• Written instruction: Rewrite every line of the records below with "point-label" swapped for "value-label" and everything else unchanged, leaving out the pictures.

• Information supplied:
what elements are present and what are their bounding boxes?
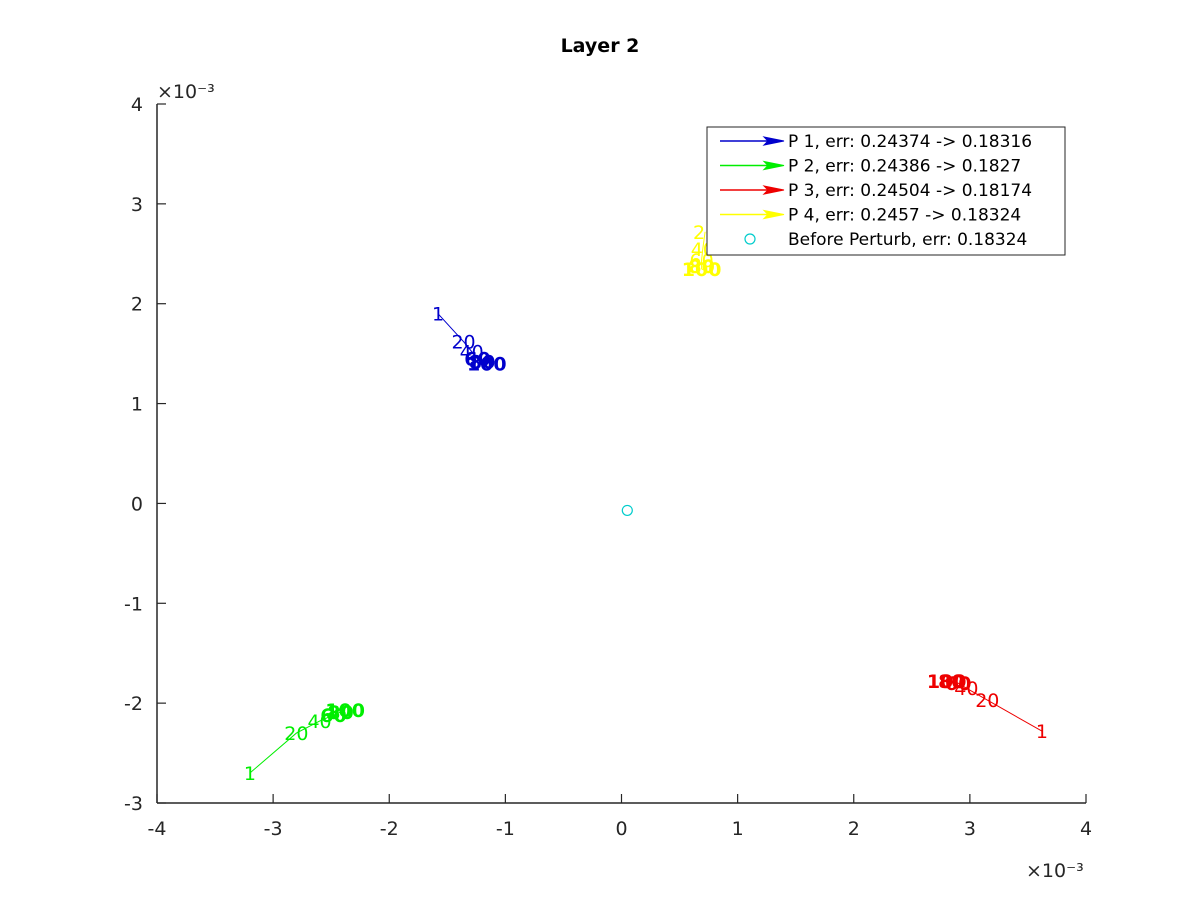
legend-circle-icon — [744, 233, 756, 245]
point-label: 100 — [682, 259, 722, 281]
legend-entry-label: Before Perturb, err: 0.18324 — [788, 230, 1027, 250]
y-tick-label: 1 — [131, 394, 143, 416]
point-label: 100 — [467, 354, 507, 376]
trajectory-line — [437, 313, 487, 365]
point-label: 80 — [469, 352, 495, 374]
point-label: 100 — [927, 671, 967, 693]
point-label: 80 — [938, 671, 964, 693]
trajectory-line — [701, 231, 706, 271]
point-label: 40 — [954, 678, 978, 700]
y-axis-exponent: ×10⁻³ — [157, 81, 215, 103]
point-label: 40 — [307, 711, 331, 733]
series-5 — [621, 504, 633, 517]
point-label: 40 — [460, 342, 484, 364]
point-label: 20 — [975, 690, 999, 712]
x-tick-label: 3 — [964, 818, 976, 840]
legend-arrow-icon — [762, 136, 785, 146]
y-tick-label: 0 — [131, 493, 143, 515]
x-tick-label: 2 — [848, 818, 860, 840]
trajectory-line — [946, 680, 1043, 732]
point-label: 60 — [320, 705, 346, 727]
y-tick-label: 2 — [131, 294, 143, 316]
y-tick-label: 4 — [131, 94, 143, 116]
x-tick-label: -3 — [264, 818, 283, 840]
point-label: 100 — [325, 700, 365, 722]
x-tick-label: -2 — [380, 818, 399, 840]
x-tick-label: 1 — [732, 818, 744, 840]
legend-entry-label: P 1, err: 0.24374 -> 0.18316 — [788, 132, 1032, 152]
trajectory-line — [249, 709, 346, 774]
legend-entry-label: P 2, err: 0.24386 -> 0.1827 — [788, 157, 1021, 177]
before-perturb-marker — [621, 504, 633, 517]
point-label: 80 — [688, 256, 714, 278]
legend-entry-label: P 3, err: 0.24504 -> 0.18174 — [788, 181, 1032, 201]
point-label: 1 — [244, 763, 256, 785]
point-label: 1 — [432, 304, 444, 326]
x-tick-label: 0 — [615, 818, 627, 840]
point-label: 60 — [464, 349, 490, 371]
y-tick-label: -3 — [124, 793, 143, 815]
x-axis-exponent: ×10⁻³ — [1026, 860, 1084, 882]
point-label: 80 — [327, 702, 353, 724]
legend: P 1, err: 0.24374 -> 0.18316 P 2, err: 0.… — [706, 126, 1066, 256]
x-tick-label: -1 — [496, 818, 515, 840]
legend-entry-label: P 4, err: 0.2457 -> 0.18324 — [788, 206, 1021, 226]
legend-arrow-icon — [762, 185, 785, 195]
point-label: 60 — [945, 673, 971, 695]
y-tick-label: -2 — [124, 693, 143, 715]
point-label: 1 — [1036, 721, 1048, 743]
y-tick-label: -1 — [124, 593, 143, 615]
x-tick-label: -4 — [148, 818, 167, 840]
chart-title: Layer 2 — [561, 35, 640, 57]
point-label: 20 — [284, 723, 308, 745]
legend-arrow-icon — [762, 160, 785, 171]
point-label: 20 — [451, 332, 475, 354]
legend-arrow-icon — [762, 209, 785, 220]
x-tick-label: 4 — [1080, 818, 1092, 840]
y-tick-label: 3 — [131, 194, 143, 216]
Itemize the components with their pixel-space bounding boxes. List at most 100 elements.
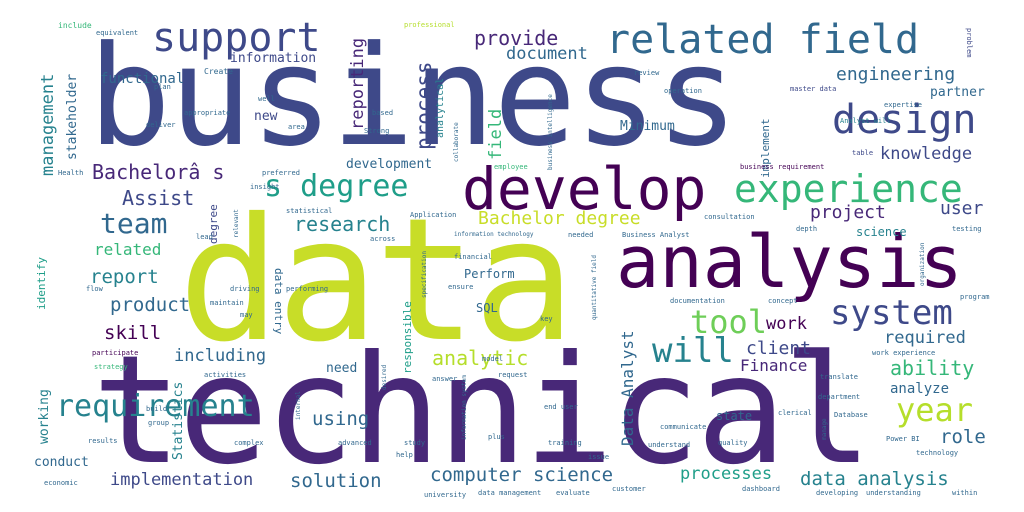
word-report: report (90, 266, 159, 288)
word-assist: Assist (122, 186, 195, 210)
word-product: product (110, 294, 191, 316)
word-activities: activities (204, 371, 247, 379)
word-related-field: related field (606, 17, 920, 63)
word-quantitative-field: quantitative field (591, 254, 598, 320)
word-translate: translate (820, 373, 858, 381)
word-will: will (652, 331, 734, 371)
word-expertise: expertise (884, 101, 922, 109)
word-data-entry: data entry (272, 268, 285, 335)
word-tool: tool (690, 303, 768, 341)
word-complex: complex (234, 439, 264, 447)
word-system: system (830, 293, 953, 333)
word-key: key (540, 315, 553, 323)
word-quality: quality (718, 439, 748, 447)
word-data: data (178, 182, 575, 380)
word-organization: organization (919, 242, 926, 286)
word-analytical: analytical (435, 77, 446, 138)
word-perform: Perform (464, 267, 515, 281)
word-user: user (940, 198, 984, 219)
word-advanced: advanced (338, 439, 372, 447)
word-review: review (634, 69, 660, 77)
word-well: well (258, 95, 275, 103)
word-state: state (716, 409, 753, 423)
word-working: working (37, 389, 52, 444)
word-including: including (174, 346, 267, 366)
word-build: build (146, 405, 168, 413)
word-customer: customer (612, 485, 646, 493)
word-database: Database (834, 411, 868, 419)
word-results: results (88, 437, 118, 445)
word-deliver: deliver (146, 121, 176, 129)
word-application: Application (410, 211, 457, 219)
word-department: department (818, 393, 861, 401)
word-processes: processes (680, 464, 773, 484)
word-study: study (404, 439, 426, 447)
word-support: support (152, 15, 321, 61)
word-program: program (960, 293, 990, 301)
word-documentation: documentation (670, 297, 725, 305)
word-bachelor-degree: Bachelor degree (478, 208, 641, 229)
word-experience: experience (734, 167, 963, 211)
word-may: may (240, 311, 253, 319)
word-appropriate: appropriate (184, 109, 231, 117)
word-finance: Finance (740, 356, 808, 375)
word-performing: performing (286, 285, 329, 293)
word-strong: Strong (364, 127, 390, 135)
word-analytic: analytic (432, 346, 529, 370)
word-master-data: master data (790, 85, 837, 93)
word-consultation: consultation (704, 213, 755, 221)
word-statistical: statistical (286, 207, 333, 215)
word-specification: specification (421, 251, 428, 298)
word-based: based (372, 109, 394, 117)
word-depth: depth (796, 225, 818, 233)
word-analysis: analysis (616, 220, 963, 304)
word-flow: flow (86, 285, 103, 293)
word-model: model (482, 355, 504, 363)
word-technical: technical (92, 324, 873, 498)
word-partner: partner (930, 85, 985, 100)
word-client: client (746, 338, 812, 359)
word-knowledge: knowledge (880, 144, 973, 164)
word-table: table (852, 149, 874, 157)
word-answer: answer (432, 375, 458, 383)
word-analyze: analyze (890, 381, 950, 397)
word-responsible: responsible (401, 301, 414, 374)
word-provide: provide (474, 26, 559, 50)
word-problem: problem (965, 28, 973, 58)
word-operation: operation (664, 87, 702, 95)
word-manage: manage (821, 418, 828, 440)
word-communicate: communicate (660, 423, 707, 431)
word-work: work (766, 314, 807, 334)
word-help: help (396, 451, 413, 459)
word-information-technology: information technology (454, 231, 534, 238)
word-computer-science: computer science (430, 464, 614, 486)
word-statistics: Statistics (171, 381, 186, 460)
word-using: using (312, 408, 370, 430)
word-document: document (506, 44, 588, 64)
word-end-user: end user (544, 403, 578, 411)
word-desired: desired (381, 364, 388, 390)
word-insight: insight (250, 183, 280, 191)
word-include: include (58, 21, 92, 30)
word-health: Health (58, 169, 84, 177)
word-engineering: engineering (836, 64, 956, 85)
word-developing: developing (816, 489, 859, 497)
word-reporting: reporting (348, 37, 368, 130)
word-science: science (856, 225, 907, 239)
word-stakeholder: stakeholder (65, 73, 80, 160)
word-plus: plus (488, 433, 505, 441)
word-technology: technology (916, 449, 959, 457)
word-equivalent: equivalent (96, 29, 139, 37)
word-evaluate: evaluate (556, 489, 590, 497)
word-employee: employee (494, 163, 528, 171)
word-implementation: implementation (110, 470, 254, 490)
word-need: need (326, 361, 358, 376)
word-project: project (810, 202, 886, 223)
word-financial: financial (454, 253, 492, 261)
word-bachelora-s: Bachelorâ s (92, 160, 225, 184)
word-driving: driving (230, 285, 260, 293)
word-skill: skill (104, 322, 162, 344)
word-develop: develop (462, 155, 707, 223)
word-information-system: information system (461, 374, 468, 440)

• Right answer:
what elements are present and what are their bounding boxes?
legend-circle-icon — [744, 233, 756, 245]
value-label: 100 — [682, 259, 722, 281]
legend-entry-label: Before Perturb, err: 0.18324 — [788, 230, 1027, 250]
y-tick-label: 1 — [131, 394, 143, 416]
value-label: 100 — [467, 354, 507, 376]
trajectory-line — [437, 313, 487, 365]
value-label: 80 — [469, 352, 495, 374]
value-label: 100 — [927, 671, 967, 693]
value-label: 80 — [938, 671, 964, 693]
trajectory-line — [701, 231, 706, 271]
value-label: 40 — [954, 678, 978, 700]
y-axis-exponent: ×10⁻³ — [157, 81, 215, 103]
value-label: 40 — [307, 711, 331, 733]
series-5 — [621, 504, 633, 517]
value-label: 40 — [460, 342, 484, 364]
value-label: 20 — [975, 690, 999, 712]
x-tick-label: 3 — [964, 818, 976, 840]
legend-arrow-icon — [762, 136, 785, 146]
y-tick-label: 0 — [131, 493, 143, 515]
x-tick-label: 2 — [848, 818, 860, 840]
trajectory-line — [946, 680, 1043, 732]
value-label: 60 — [320, 705, 346, 727]
y-tick-label: 2 — [131, 294, 143, 316]
y-tick-label: 4 — [131, 94, 143, 116]
x-tick-label: -3 — [264, 818, 283, 840]
value-label: 100 — [325, 700, 365, 722]
x-tick-label: -2 — [380, 818, 399, 840]
x-tick-label: 1 — [732, 818, 744, 840]
legend-entry-label: P 1, err: 0.24374 -> 0.18316 — [788, 132, 1032, 152]
trajectory-line — [249, 709, 346, 774]
legend-entry-label: P 2, err: 0.24386 -> 0.1827 — [788, 157, 1021, 177]
before-perturb-marker — [621, 504, 633, 517]
value-label: 80 — [688, 256, 714, 278]
legend-entry-label: P 3, err: 0.24504 -> 0.18174 — [788, 181, 1032, 201]
value-label: 1 — [244, 763, 256, 785]
value-label: 1 — [432, 304, 444, 326]
x-tick-label: 0 — [615, 818, 627, 840]
value-label: 60 — [464, 349, 490, 371]
y-tick-label: -3 — [124, 793, 143, 815]
x-axis-exponent: ×10⁻³ — [1026, 860, 1084, 882]
value-label: 80 — [327, 702, 353, 724]
legend: P 1, err: 0.24374 -> 0.18316 P 2, err: 0.… — [706, 126, 1066, 256]
x-tick-label: -1 — [496, 818, 515, 840]
legend-entry-label: P 4, err: 0.2457 -> 0.18324 — [788, 206, 1021, 226]
legend-arrow-icon — [762, 185, 785, 195]
value-label: 60 — [945, 673, 971, 695]
y-tick-label: -2 — [124, 693, 143, 715]
value-label: 1 — [1036, 721, 1048, 743]
y-tick-label: -1 — [124, 593, 143, 615]
x-tick-label: -4 — [148, 818, 167, 840]
chart-title: Layer 2 — [561, 35, 640, 57]
value-label: 20 — [284, 723, 308, 745]
legend-arrow-icon — [762, 160, 785, 171]
value-label: 20 — [451, 332, 475, 354]
legend-arrow-icon — [762, 209, 785, 220]
x-tick-label: 4 — [1080, 818, 1092, 840]
y-tick-label: 3 — [131, 194, 143, 216]
Itemize the components with their pixel-space bounding boxes. List at most 100 elements.
word-report: report (90, 266, 159, 288)
word-assist: Assist (122, 186, 195, 210)
word-product: product (110, 294, 191, 316)
word-activities: activities (204, 371, 247, 379)
word-related-field: related field (606, 17, 920, 63)
word-quantitative-field: quantitative field (591, 254, 598, 320)
word-translate: translate (820, 373, 858, 381)
word-will: will (652, 331, 734, 371)
word-expertise: expertise (884, 101, 922, 109)
word-data-entry: data entry (272, 268, 285, 335)
word-tool: tool (690, 303, 768, 341)
word-complex: complex (234, 439, 264, 447)
word-system: system (830, 293, 953, 333)
word-key: key (540, 315, 553, 323)
word-quality: quality (718, 439, 748, 447)
word-data: data (178, 182, 575, 380)
word-organization: organization (919, 242, 926, 286)
word-analytical: analytical (435, 77, 446, 138)
word-perform: Perform (464, 267, 515, 281)
word-user: user (940, 198, 984, 219)
word-advanced: advanced (338, 439, 372, 447)
word-review: review (634, 69, 660, 77)
word-well: well (258, 95, 275, 103)
word-state: state (716, 409, 753, 423)
word-working: working (37, 389, 52, 444)
word-including: including (174, 346, 267, 366)
word-build: build (146, 405, 168, 413)
word-customer: customer (612, 485, 646, 493)
word-database: Database (834, 411, 868, 419)
word-results: results (88, 437, 118, 445)
word-deliver: deliver (146, 121, 176, 129)
word-application: Application (410, 211, 457, 219)
word-department: department (818, 393, 861, 401)
word-processes: processes (680, 464, 773, 484)
word-study: study (404, 439, 426, 447)
word-support: support (152, 15, 321, 61)
word-program: program (960, 293, 990, 301)
word-documentation: documentation (670, 297, 725, 305)
word-bachelor-degree: Bachelor degree (478, 208, 641, 229)
word-experience: experience (734, 167, 963, 211)
word-may: may (240, 311, 253, 319)
word-appropriate: appropriate (184, 109, 231, 117)
word-finance: Finance (740, 356, 808, 375)
word-performing: performing (286, 285, 329, 293)
word-strong: Strong (364, 127, 390, 135)
word-analytic: analytic (432, 346, 529, 370)
word-master-data: master data (790, 85, 837, 93)
word-consultation: consultation (704, 213, 755, 221)
word-statistical: statistical (286, 207, 333, 215)
word-specification: specification (421, 251, 428, 298)
word-based: based (372, 109, 394, 117)
word-depth: depth (796, 225, 818, 233)
word-analysis: analysis (616, 220, 963, 304)
word-flow: flow (86, 285, 103, 293)
word-model: model (482, 355, 504, 363)
word-technical: technical (92, 324, 873, 498)
word-partner: partner (930, 85, 985, 100)
word-client: client (746, 338, 812, 359)
word-knowledge: knowledge (880, 144, 973, 164)
word-table: table (852, 149, 874, 157)
word-answer: answer (432, 375, 458, 383)
word-analyze: analyze (890, 381, 950, 397)
word-responsible: responsible (401, 301, 414, 374)
word-provide: provide (474, 26, 559, 50)
word-problem: problem (965, 28, 973, 58)
word-operation: operation (664, 87, 702, 95)
word-manage: manage (821, 418, 828, 440)
word-communicate: communicate (660, 423, 707, 431)
word-work: work (766, 314, 807, 334)
word-help: help (396, 451, 413, 459)
word-information-technology: information technology (454, 231, 534, 238)
word-computer-science: computer science (430, 464, 614, 486)
word-statistics: Statistics (171, 381, 186, 460)
word-using: using (312, 408, 370, 430)
word-document: document (506, 44, 588, 64)
word-end-user: end user (544, 403, 578, 411)
word-desired: desired (381, 364, 388, 390)
word-insight: insight (250, 183, 280, 191)
word-include: include (58, 21, 92, 30)
word-health: Health (58, 169, 84, 177)
word-engineering: engineering (836, 64, 956, 85)
word-developing: developing (816, 489, 859, 497)
word-reporting: reporting (348, 37, 368, 130)
word-science: science (856, 225, 907, 239)
word-stakeholder: stakeholder (65, 73, 80, 160)
word-plus: plus (488, 433, 505, 441)
word-technology: technology (916, 449, 959, 457)
word-equivalent: equivalent (96, 29, 139, 37)
word-evaluate: evaluate (556, 489, 590, 497)
word-employee: employee (494, 163, 528, 171)
word-implementation: implementation (110, 470, 254, 490)
word-need: need (326, 361, 358, 376)
word-project: project (810, 202, 886, 223)
word-financial: financial (454, 253, 492, 261)
word-bachelora-s: Bachelorâ s (92, 160, 225, 184)
word-driving: driving (230, 285, 260, 293)
word-skill: skill (104, 322, 162, 344)
word-develop: develop (462, 155, 707, 223)
word-information-system: information system (461, 374, 468, 440)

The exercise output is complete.